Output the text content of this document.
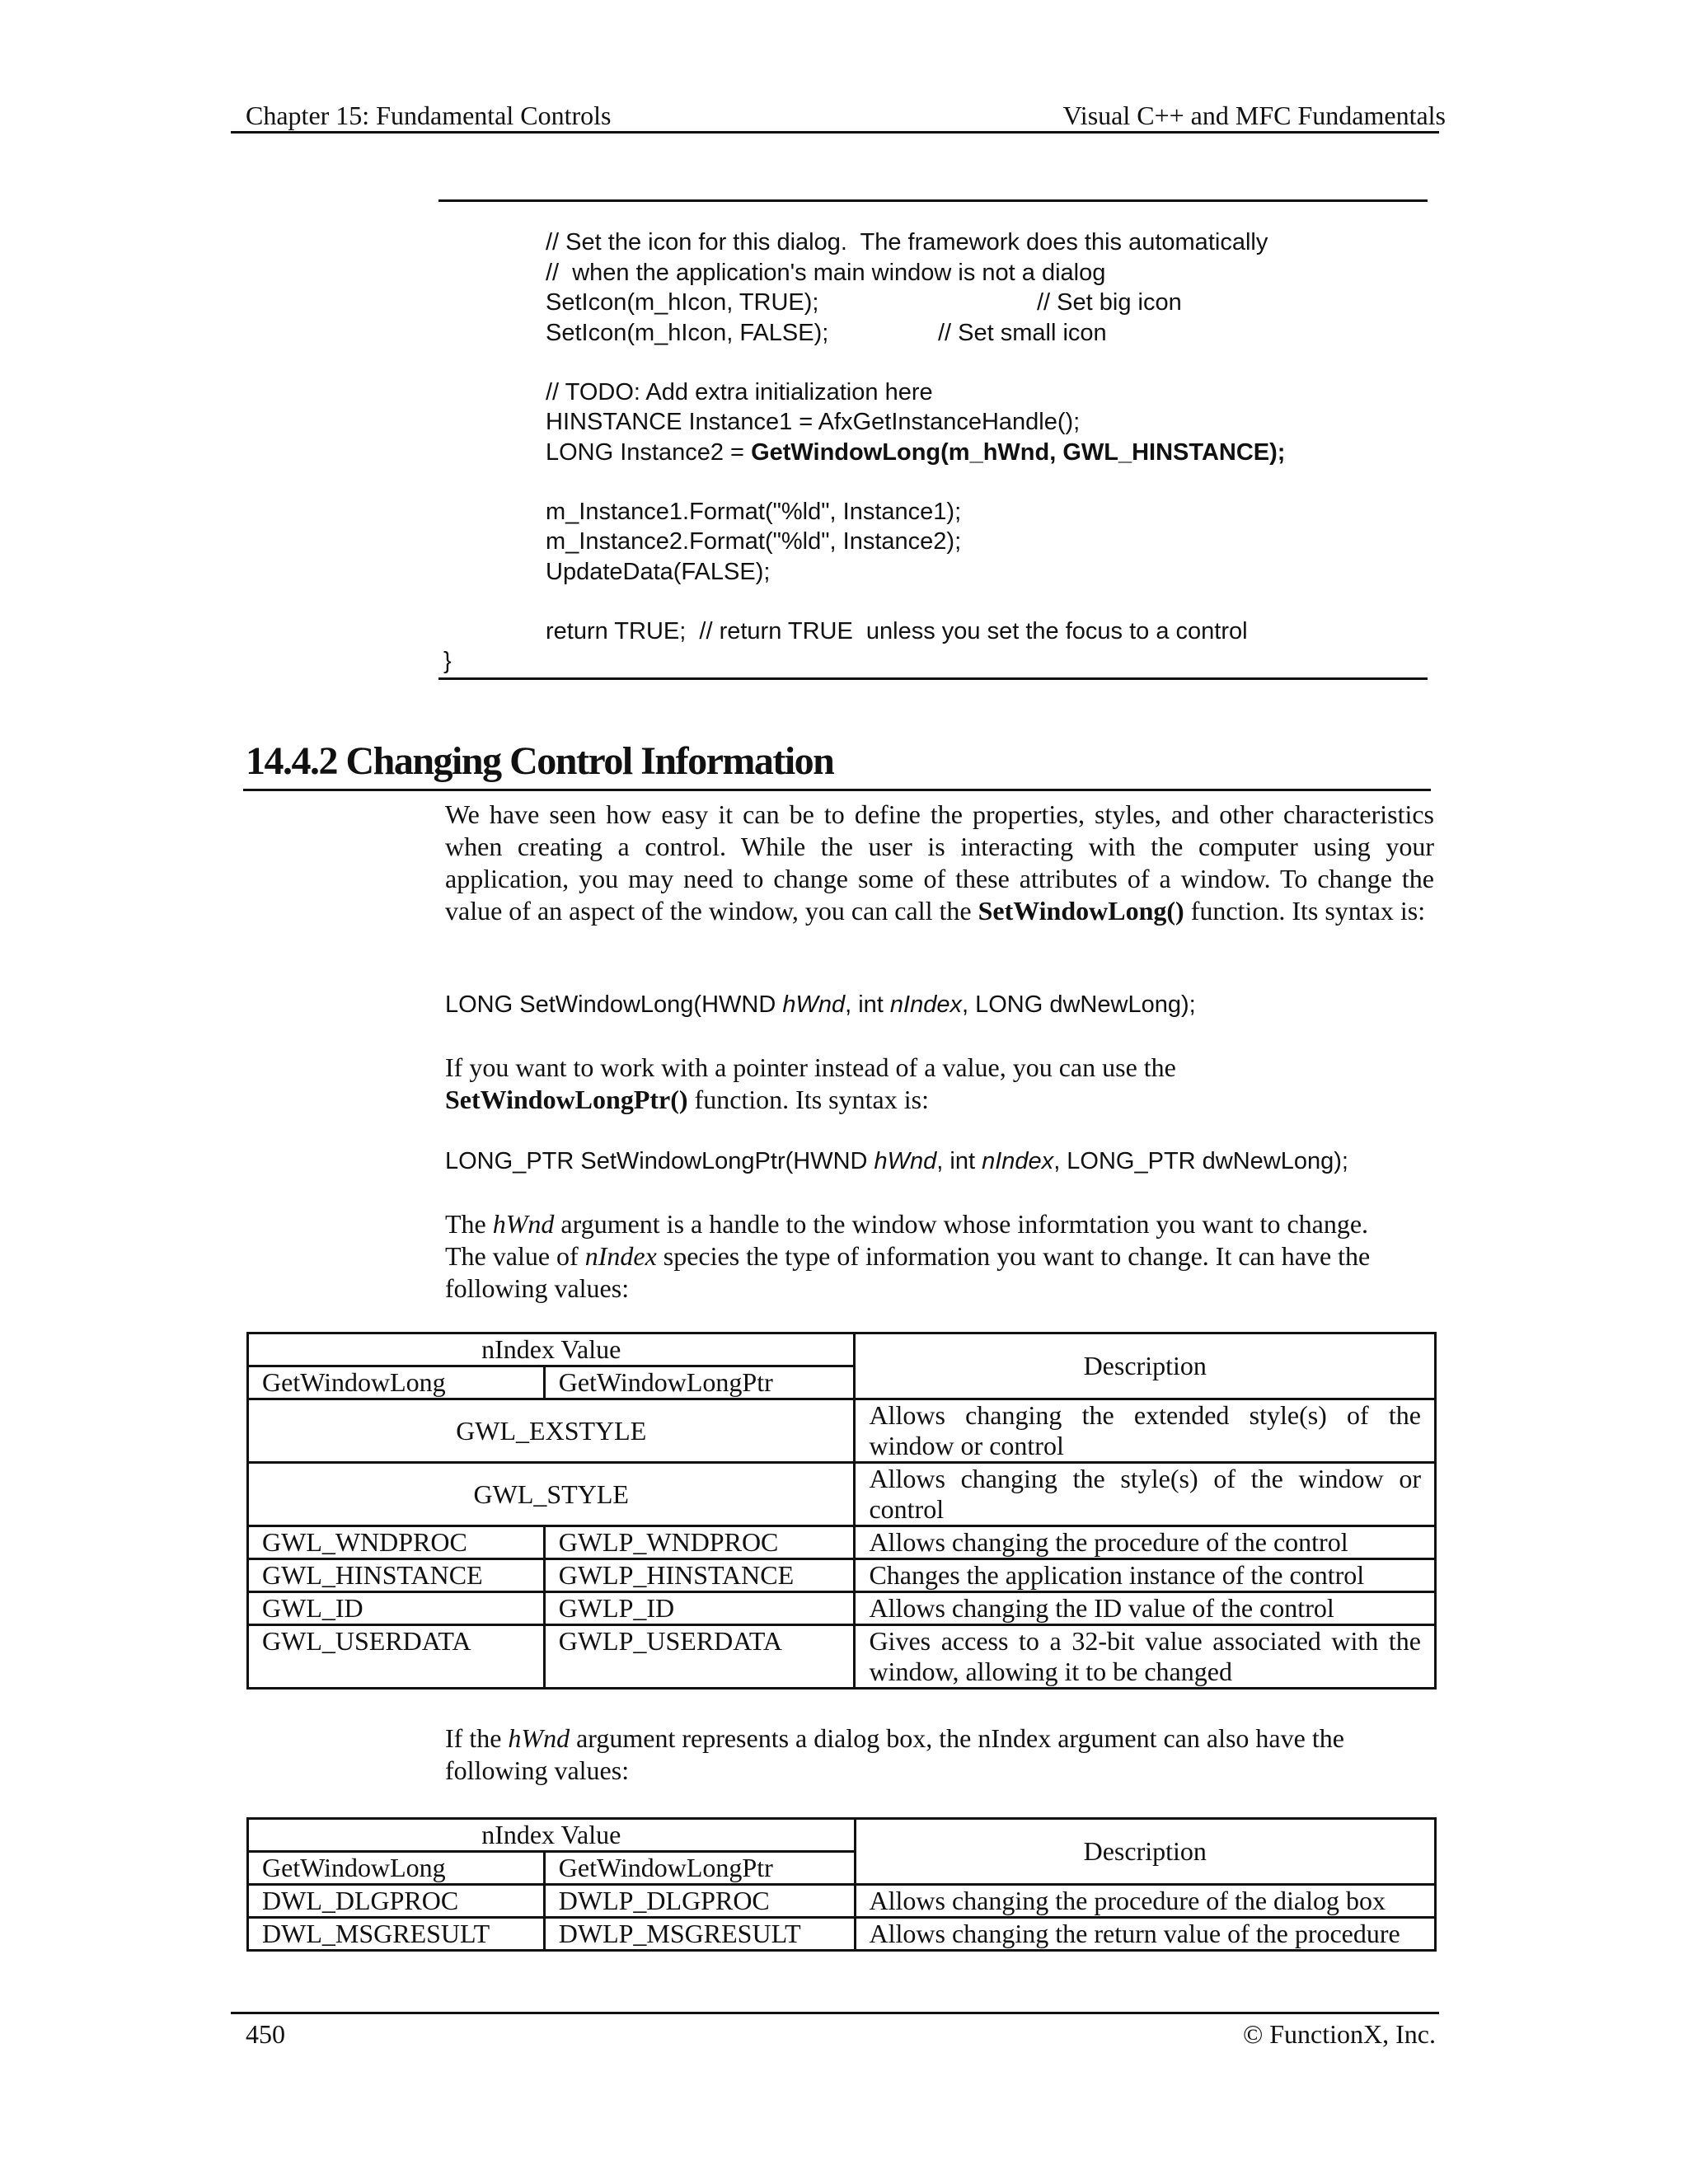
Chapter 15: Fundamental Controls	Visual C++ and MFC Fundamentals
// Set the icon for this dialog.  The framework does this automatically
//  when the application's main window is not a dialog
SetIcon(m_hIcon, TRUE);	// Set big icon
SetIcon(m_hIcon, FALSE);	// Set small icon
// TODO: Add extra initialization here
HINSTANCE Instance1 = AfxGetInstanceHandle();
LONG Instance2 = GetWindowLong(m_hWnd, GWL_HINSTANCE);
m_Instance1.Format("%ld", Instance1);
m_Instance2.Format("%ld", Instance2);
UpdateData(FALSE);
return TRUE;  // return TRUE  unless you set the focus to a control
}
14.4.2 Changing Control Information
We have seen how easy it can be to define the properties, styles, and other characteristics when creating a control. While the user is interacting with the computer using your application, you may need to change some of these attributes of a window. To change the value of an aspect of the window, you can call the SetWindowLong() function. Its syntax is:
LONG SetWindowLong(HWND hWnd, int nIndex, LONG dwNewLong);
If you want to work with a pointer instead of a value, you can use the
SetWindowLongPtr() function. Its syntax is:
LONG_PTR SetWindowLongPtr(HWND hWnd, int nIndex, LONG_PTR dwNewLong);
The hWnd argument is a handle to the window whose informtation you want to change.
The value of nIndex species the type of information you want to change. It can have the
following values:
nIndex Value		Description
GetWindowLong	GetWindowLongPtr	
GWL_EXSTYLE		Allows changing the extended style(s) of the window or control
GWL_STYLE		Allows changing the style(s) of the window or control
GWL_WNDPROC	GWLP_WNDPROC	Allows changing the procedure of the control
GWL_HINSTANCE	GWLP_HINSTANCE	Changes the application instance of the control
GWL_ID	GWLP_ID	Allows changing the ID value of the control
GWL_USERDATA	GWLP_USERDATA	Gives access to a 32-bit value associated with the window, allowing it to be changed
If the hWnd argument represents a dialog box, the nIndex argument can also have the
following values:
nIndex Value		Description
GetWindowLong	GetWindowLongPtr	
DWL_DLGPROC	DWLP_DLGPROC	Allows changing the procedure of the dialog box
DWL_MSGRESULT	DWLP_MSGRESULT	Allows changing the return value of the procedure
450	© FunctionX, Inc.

● ● ●

• _Problem requirements_
Write out each line again precisely as it appears, skipping every picture.

• _Solution below_
Output the text content of this document.
Chapter 15: Fundamental Controls	Visual C++ and MFC Fundamentals
// Set the icon for this dialog.  The framework does this automatically
//  when the application's main window is not a dialog
SetIcon(m_hIcon, TRUE);	// Set big icon
SetIcon(m_hIcon, FALSE);	// Set small icon
// TODO: Add extra initialization here
HINSTANCE Instance1 = AfxGetInstanceHandle();
LONG Instance2 = GetWindowLong(m_hWnd, GWL_HINSTANCE);
m_Instance1.Format("%ld", Instance1);
m_Instance2.Format("%ld", Instance2);
UpdateData(FALSE);
return TRUE;  // return TRUE  unless you set the focus to a control
}
14.4.2 Changing Control Information
We have seen how easy it can be to define the properties, styles, and other characteristics when creating a control. While the user is interacting with the computer using your application, you may need to change some of these attributes of a window. To change the value of an aspect of the window, you can call the SetWindowLong() function. Its syntax is:
LONG SetWindowLong(HWND hWnd, int nIndex, LONG dwNewLong);
If you want to work with a pointer instead of a value, you can use the
SetWindowLongPtr() function. Its syntax is:
LONG_PTR SetWindowLongPtr(HWND hWnd, int nIndex, LONG_PTR dwNewLong);
The hWnd argument is a handle to the window whose informtation you want to change.
The value of nIndex species the type of information you want to change. It can have the
following values:
nIndex Value		Description
GetWindowLong	GetWindowLongPtr	
GWL_EXSTYLE		Allows changing the extended style(s) of the window or control
GWL_STYLE		Allows changing the style(s) of the window or control
GWL_WNDPROC	GWLP_WNDPROC	Allows changing the procedure of the control
GWL_HINSTANCE	GWLP_HINSTANCE	Changes the application instance of the control
GWL_ID	GWLP_ID	Allows changing the ID value of the control
GWL_USERDATA	GWLP_USERDATA	Gives access to a 32-bit value associated with the window, allowing it to be changed
If the hWnd argument represents a dialog box, the nIndex argument can also have the
following values:
nIndex Value		Description
GetWindowLong	GetWindowLongPtr	
DWL_DLGPROC	DWLP_DLGPROC	Allows changing the procedure of the dialog box
DWL_MSGRESULT	DWLP_MSGRESULT	Allows changing the return value of the procedure
450	© FunctionX, Inc.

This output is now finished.